Problem: Every record should be written out exactly, with the pictures left out.
Records to process start
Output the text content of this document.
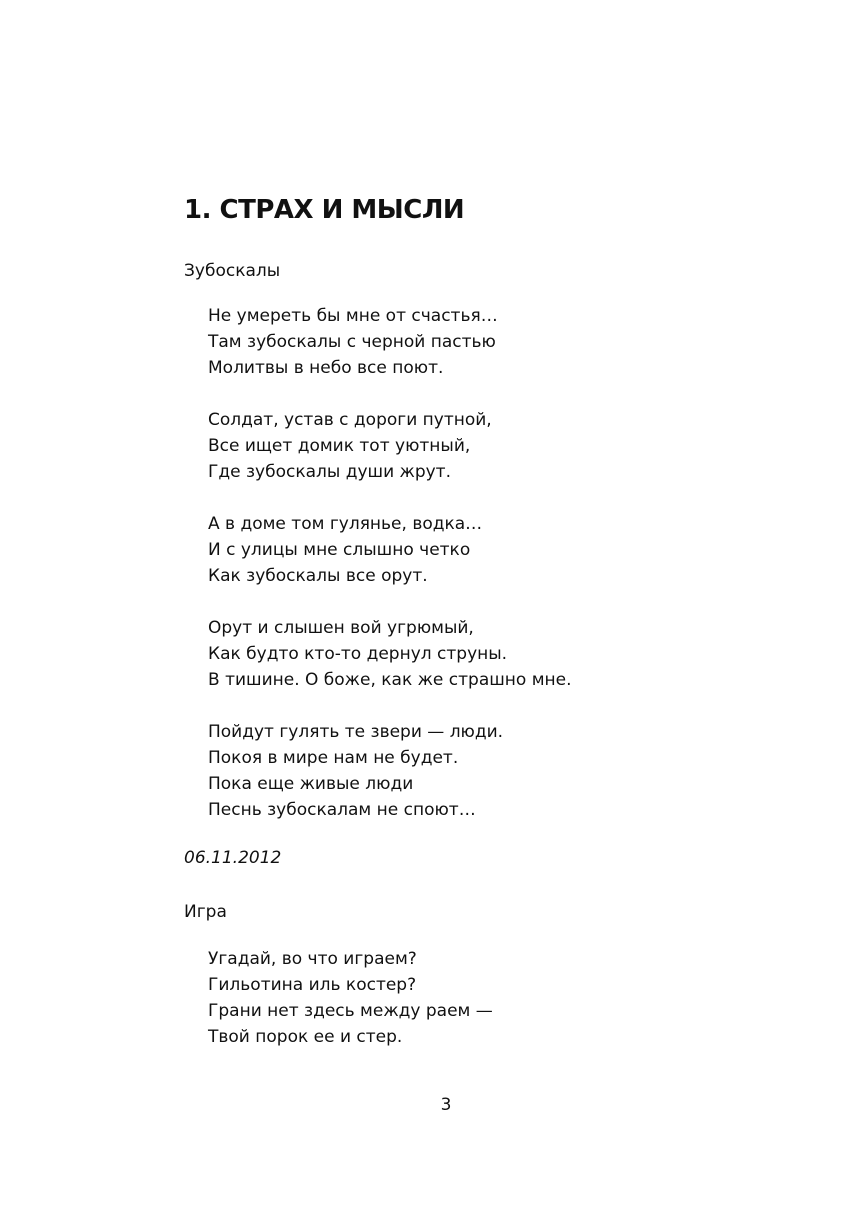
1. СТРАХ И МЫСЛИ
Зубоскалы
Не умереть бы мне от счастья…
Там зубоскалы с черной пастью
Молитвы в небо все поют.
Солдат, устав с дороги путной,
Все ищет домик тот уютный,
Где зубоскалы души жрут.
А в доме том гулянье, водка…
И с улицы мне слышно четко
Как зубоскалы все орут.
Орут и слышен вой угрюмый,
Как будто кто-то дернул струны.
В тишине. О боже, как же страшно мне.
Пойдут гулять те звери — люди.
Покоя в мире нам не будет.
Пока еще живые люди
Песнь зубоскалам не споют…
06.11.2012
Игра
Угадай, во что играем?
Гильотина иль костер?
Грани нет здесь между раем —
Твой порок ее и стер.
3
Records to process end
Solution for this exercise:
Output the text content of this document.
1. СТРАХ И МЫСЛИ
Зубоскалы
Не умереть бы мне от счастья…
Там зубоскалы с черной пастью
Молитвы в небо все поют.
Солдат, устав с дороги путной,
Все ищет домик тот уютный,
Где зубоскалы души жрут.
А в доме том гулянье, водка…
И с улицы мне слышно четко
Как зубоскалы все орут.
Орут и слышен вой угрюмый,
Как будто кто-то дернул струны.
В тишине. О боже, как же страшно мне.
Пойдут гулять те звери — люди.
Покоя в мире нам не будет.
Пока еще живые люди
Песнь зубоскалам не споют…
06.11.2012
Игра
Угадай, во что играем?
Гильотина иль костер?
Грани нет здесь между раем —
Твой порок ее и стер.
3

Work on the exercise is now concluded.